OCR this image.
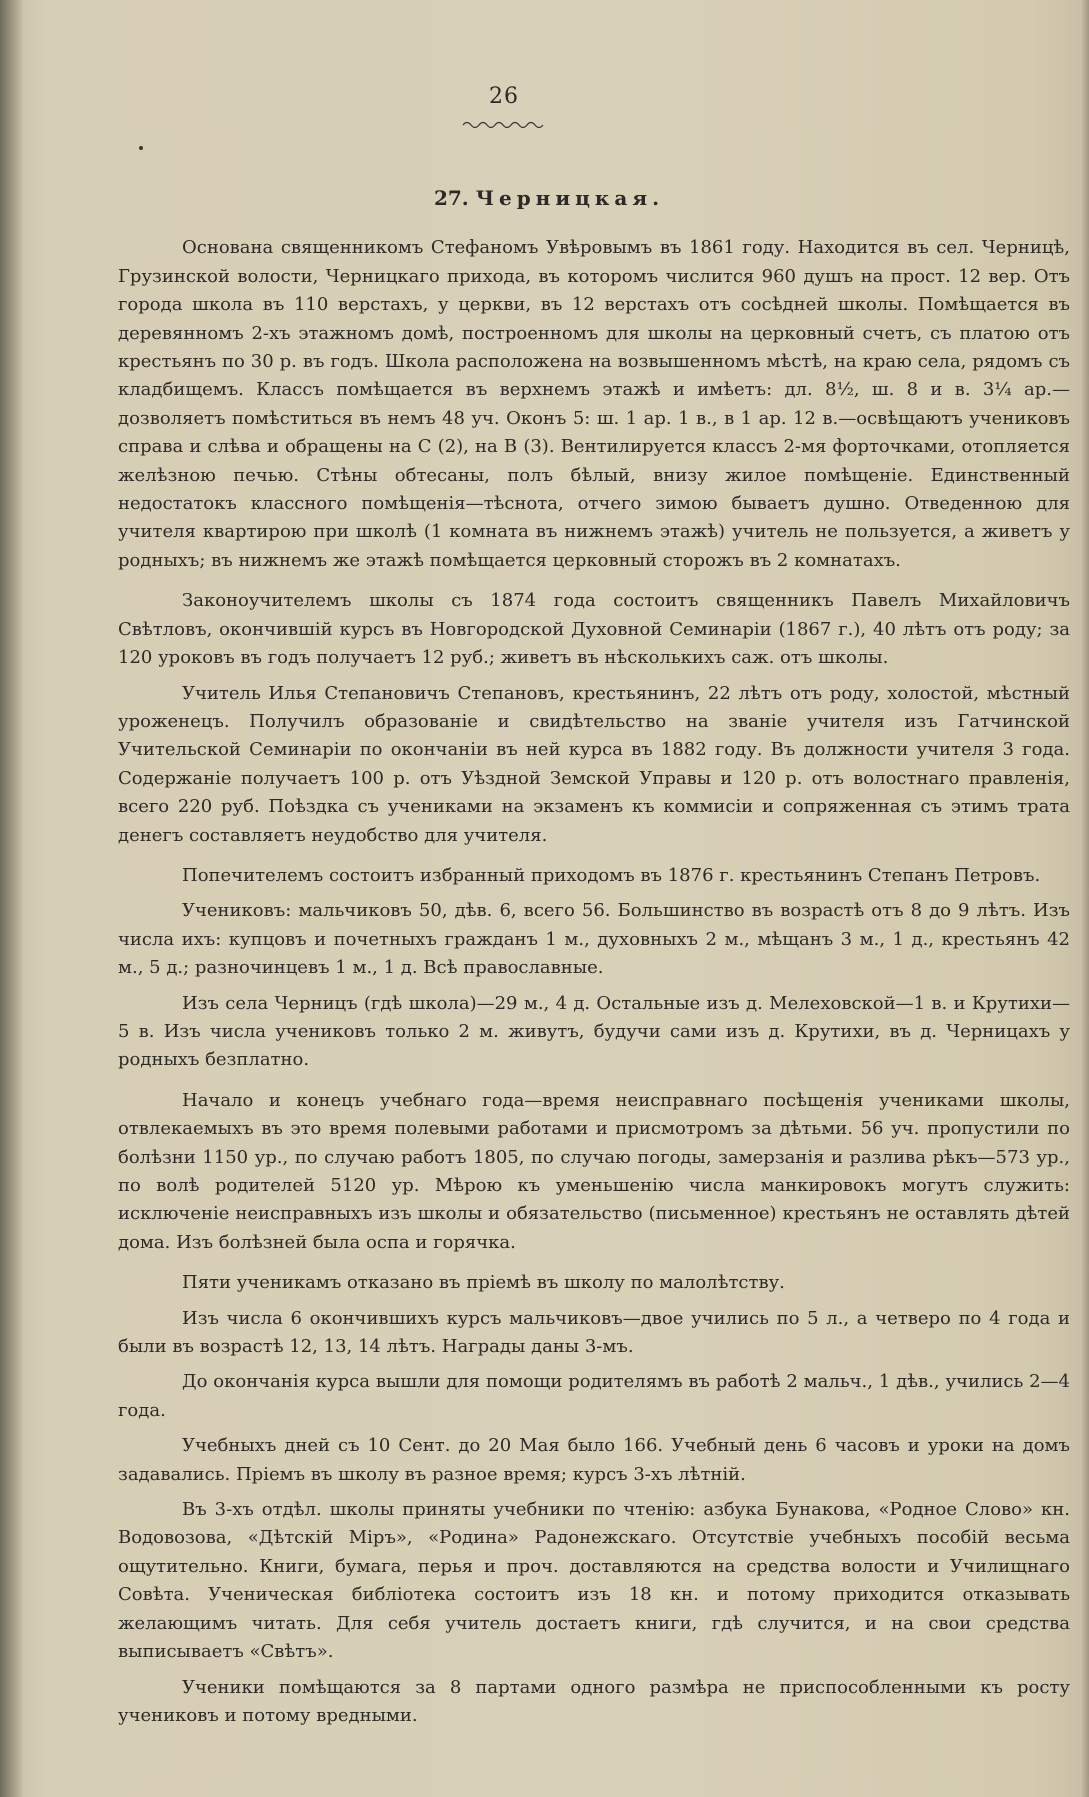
26
27. Черницкая.

Основана священникомъ Стефаномъ Увѣровымъ въ 1861 году. Находится въ сел. Черницѣ, Грузинской волости, Черницкаго прихода, въ которомъ числится 960 душъ на прост. 12 вер. Отъ города школа въ 110 верстахъ, у церкви, въ 12 верстахъ отъ сосѣдней школы. Помѣщается въ деревянномъ 2-хъ этажномъ домѣ, построенномъ для школы на церковный счетъ, съ платою отъ крестьянъ по 30 р. въ годъ. Школа расположена на возвышенномъ мѣстѣ, на краю села, рядомъ съ кладбищемъ. Классъ помѣщается въ верхнемъ этажѣ и имѣетъ: дл. 8½, ш. 8 и в. 3¼ ар.—дозволяетъ помѣститься въ немъ 48 уч. Оконъ 5: ш. 1 ар. 1 в., в 1 ар. 12 в.—освѣщаютъ учениковъ справа и слѣва и обращены на С (2), на В (3). Вентилируется классъ 2-мя форточками, отопляется желѣзною печью. Стѣны обтесаны, полъ бѣлый, внизу жилое помѣщеніе. Единственный недостатокъ классного помѣщенія—тѣснота, отчего зимою бываетъ душно. Отведенною для учителя квартирою при школѣ (1 комната въ нижнемъ этажѣ) учитель не пользуется, а живетъ у родныхъ; въ нижнемъ же этажѣ помѣщается церковный сторожъ въ 2 комнатахъ.

Законоучителемъ школы съ 1874 года состоитъ священникъ Павелъ Михайловичъ Свѣтловъ, окончившій курсъ въ Новгородской Духовной Семинаріи (1867 г.), 40 лѣтъ отъ роду; за 120 уроковъ въ годъ получаетъ 12 руб.; живетъ въ нѣсколькихъ саж. отъ школы.

Учитель Илья Степановичъ Степановъ, крестьянинъ, 22 лѣтъ отъ роду, холостой, мѣстный уроженецъ. Получилъ образованіе и свидѣтельство на званіе учителя изъ Гатчинской Учительской Семинаріи по окончаніи въ ней курса въ 1882 году. Въ должности учителя 3 года. Содержаніе получаетъ 100 р. отъ Уѣздной Земской Управы и 120 р. отъ волостнаго правленія, всего 220 руб. Поѣздка съ учениками на экзаменъ къ коммисіи и сопряженная съ этимъ трата денегъ составляетъ неудобство для учителя.

Попечителемъ состоитъ избранный приходомъ въ 1876 г. крестьянинъ Степанъ Петровъ.

Учениковъ: мальчиковъ 50, дѣв. 6, всего 56. Большинство въ возрастѣ отъ 8 до 9 лѣтъ. Изъ числа ихъ: купцовъ и почетныхъ гражданъ 1 м., духовныхъ 2 м., мѣщанъ 3 м., 1 д., крестьянъ 42 м., 5 д.; разночинцевъ 1 м., 1 д. Всѣ православные.

Изъ села Черницъ (гдѣ школа)—29 м., 4 д. Остальные изъ д. Мелеховской—1 в. и Крутихи—5 в. Изъ числа учениковъ только 2 м. живутъ, будучи сами изъ д. Крутихи, въ д. Черницахъ у родныхъ безплатно.

Начало и конецъ учебнаго года—время неисправнаго посѣщенія учениками школы, отвлекаемыхъ въ это время полевыми работами и присмотромъ за дѣтьми. 56 уч. пропустили по болѣзни 1150 ур., по случаю работъ 1805, по случаю погоды, замерзанія и разлива рѣкъ—573 ур., по волѣ родителей 5120 ур. Мѣрою къ уменьшенію числа манкировокъ могутъ служить: исключеніе неисправныхъ изъ школы и обязательство (письменное) крестьянъ не оставлять дѣтей дома. Изъ болѣзней была оспа и горячка.

Пяти ученикамъ отказано въ пріемѣ въ школу по малолѣтству.

Изъ числа 6 окончившихъ курсъ мальчиковъ—двое учились по 5 л., а четверо по 4 года и были въ возрастѣ 12, 13, 14 лѣтъ. Награды даны 3-мъ.

До окончанія курса вышли для помощи родителямъ въ работѣ 2 мальч., 1 дѣв., учились 2—4 года.

Учебныхъ дней съ 10 Сент. до 20 Мая было 166. Учебный день 6 часовъ и уроки на домъ задавались. Пріемъ въ школу въ разное время; курсъ 3-хъ лѣтній.

Въ 3-хъ отдѣл. школы приняты учебники по чтенію: азбука Бунакова, «Родное Слово» кн. Водовозова, «Дѣтскій Міръ», «Родина» Радонежскаго. Отсутствіе учебныхъ пособій весьма ощутительно. Книги, бумага, перья и проч. доставляются на средства волости и Училищнаго Совѣта. Ученическая библіотека состоитъ изъ 18 кн. и потому приходится отказывать желающимъ читать. Для себя учитель достаетъ книги, гдѣ случится, и на свои средства выписываетъ «Свѣтъ».

Ученики помѣщаются за 8 партами одного размѣра не приспособленными къ росту учениковъ и потому вредными.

--- WHAT TO WORK ON ---
Reproduce the material in full, word for word, and omit the pictures.

--- EXERCISE OUTPUT ---
OCR this image.
26
27. Черницкая.

Основана священникомъ Стефаномъ Увѣровымъ въ 1861 году. Находится въ сел. Черницѣ, Грузинской волости, Черницкаго прихода, въ которомъ числится 960 душъ на прост. 12 вер. Отъ города школа въ 110 верстахъ, у церкви, въ 12 верстахъ отъ сосѣдней школы. Помѣщается въ деревянномъ 2-хъ этажномъ домѣ, построенномъ для школы на церковный счетъ, съ платою отъ крестьянъ по 30 р. въ годъ. Школа расположена на возвышенномъ мѣстѣ, на краю села, рядомъ съ кладбищемъ. Классъ помѣщается въ верхнемъ этажѣ и имѣетъ: дл. 8½, ш. 8 и в. 3¼ ар.—дозволяетъ помѣститься въ немъ 48 уч. Оконъ 5: ш. 1 ар. 1 в., в 1 ар. 12 в.—освѣщаютъ учениковъ справа и слѣва и обращены на С (2), на В (3). Вентилируется классъ 2-мя форточками, отопляется желѣзною печью. Стѣны обтесаны, полъ бѣлый, внизу жилое помѣщеніе. Единственный недостатокъ классного помѣщенія—тѣснота, отчего зимою бываетъ душно. Отведенною для учителя квартирою при школѣ (1 комната въ нижнемъ этажѣ) учитель не пользуется, а живетъ у родныхъ; въ нижнемъ же этажѣ помѣщается церковный сторожъ въ 2 комнатахъ.

Законоучителемъ школы съ 1874 года состоитъ священникъ Павелъ Михайловичъ Свѣтловъ, окончившій курсъ въ Новгородской Духовной Семинаріи (1867 г.), 40 лѣтъ отъ роду; за 120 уроковъ въ годъ получаетъ 12 руб.; живетъ въ нѣсколькихъ саж. отъ школы.

Учитель Илья Степановичъ Степановъ, крестьянинъ, 22 лѣтъ отъ роду, холостой, мѣстный уроженецъ. Получилъ образованіе и свидѣтельство на званіе учителя изъ Гатчинской Учительской Семинаріи по окончаніи въ ней курса въ 1882 году. Въ должности учителя 3 года. Содержаніе получаетъ 100 р. отъ Уѣздной Земской Управы и 120 р. отъ волостнаго правленія, всего 220 руб. Поѣздка съ учениками на экзаменъ къ коммисіи и сопряженная съ этимъ трата денегъ составляетъ неудобство для учителя.

Попечителемъ состоитъ избранный приходомъ въ 1876 г. крестьянинъ Степанъ Петровъ.

Учениковъ: мальчиковъ 50, дѣв. 6, всего 56. Большинство въ возрастѣ отъ 8 до 9 лѣтъ. Изъ числа ихъ: купцовъ и почетныхъ гражданъ 1 м., духовныхъ 2 м., мѣщанъ 3 м., 1 д., крестьянъ 42 м., 5 д.; разночинцевъ 1 м., 1 д. Всѣ православные.

Изъ села Черницъ (гдѣ школа)—29 м., 4 д. Остальные изъ д. Мелеховской—1 в. и Крутихи—5 в. Изъ числа учениковъ только 2 м. живутъ, будучи сами изъ д. Крутихи, въ д. Черницахъ у родныхъ безплатно.

Начало и конецъ учебнаго года—время неисправнаго посѣщенія учениками школы, отвлекаемыхъ въ это время полевыми работами и присмотромъ за дѣтьми. 56 уч. пропустили по болѣзни 1150 ур., по случаю работъ 1805, по случаю погоды, замерзанія и разлива рѣкъ—573 ур., по волѣ родителей 5120 ур. Мѣрою къ уменьшенію числа манкировокъ могутъ служить: исключеніе неисправныхъ изъ школы и обязательство (письменное) крестьянъ не оставлять дѣтей дома. Изъ болѣзней была оспа и горячка.

Пяти ученикамъ отказано въ пріемѣ въ школу по малолѣтству.

Изъ числа 6 окончившихъ курсъ мальчиковъ—двое учились по 5 л., а четверо по 4 года и были въ возрастѣ 12, 13, 14 лѣтъ. Награды даны 3-мъ.

До окончанія курса вышли для помощи родителямъ въ работѣ 2 мальч., 1 дѣв., учились 2—4 года.

Учебныхъ дней съ 10 Сент. до 20 Мая было 166. Учебный день 6 часовъ и уроки на домъ задавались. Пріемъ въ школу въ разное время; курсъ 3-хъ лѣтній.

Въ 3-хъ отдѣл. школы приняты учебники по чтенію: азбука Бунакова, «Родное Слово» кн. Водовозова, «Дѣтскій Міръ», «Родина» Радонежскаго. Отсутствіе учебныхъ пособій весьма ощутительно. Книги, бумага, перья и проч. доставляются на средства волости и Училищнаго Совѣта. Ученическая библіотека состоитъ изъ 18 кн. и потому приходится отказывать желающимъ читать. Для себя учитель достаетъ книги, гдѣ случится, и на свои средства выписываетъ «Свѣтъ».

Ученики помѣщаются за 8 партами одного размѣра не приспособленными къ росту учениковъ и потому вредными.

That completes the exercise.